══ DATASET EXTRACT ══
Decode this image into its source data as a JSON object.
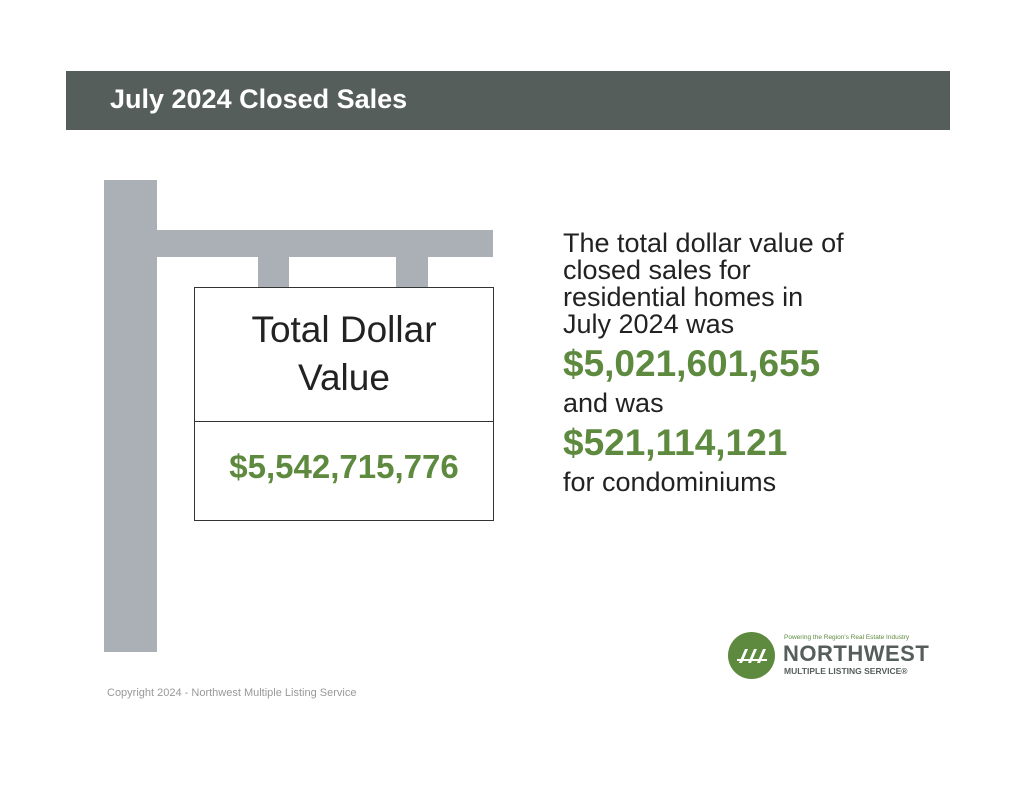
{
  "header": {
    "title": "July 2024 Closed Sales"
  },
  "sign": {
    "label": "Total Dollar Value",
    "value": "$5,542,715,776"
  },
  "summary": {
    "intro": "The total dollar value of closed sales for residential homes in July 2024 was",
    "residential_value": "$5,021,601,655",
    "connector": "and was",
    "condo_value": "$521,114,121",
    "outro": "for condominiums"
  },
  "logo": {
    "tagline": "Powering the Region's Real Estate Industry",
    "name": "NORTHWEST",
    "subname": "MULTIPLE LISTING SERVICE®"
  },
  "footer": {
    "copyright": "Copyright 2024 - Northwest Multiple Listing Service"
  }
}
═══
* EXERCISE REQUIREMENTS:
Write the material out again exactly as it appears, dropping the pictures.

* RESPONSE TO THIS TASK:
Decode this image into its source data as a JSON object.
{
  "header": {
    "title": "July 2024 Closed Sales"
  },
  "sign": {
    "label": "Total Dollar Value",
    "value": "$5,542,715,776"
  },
  "summary": {
    "intro": "The total dollar value of closed sales for residential homes in July 2024 was",
    "residential_value": "$5,021,601,655",
    "connector": "and was",
    "condo_value": "$521,114,121",
    "outro": "for condominiums"
  },
  "logo": {
    "tagline": "Powering the Region's Real Estate Industry",
    "name": "NORTHWEST",
    "subname": "MULTIPLE LISTING SERVICE®"
  },
  "footer": {
    "copyright": "Copyright 2024 - Northwest Multiple Listing Service"
  }
}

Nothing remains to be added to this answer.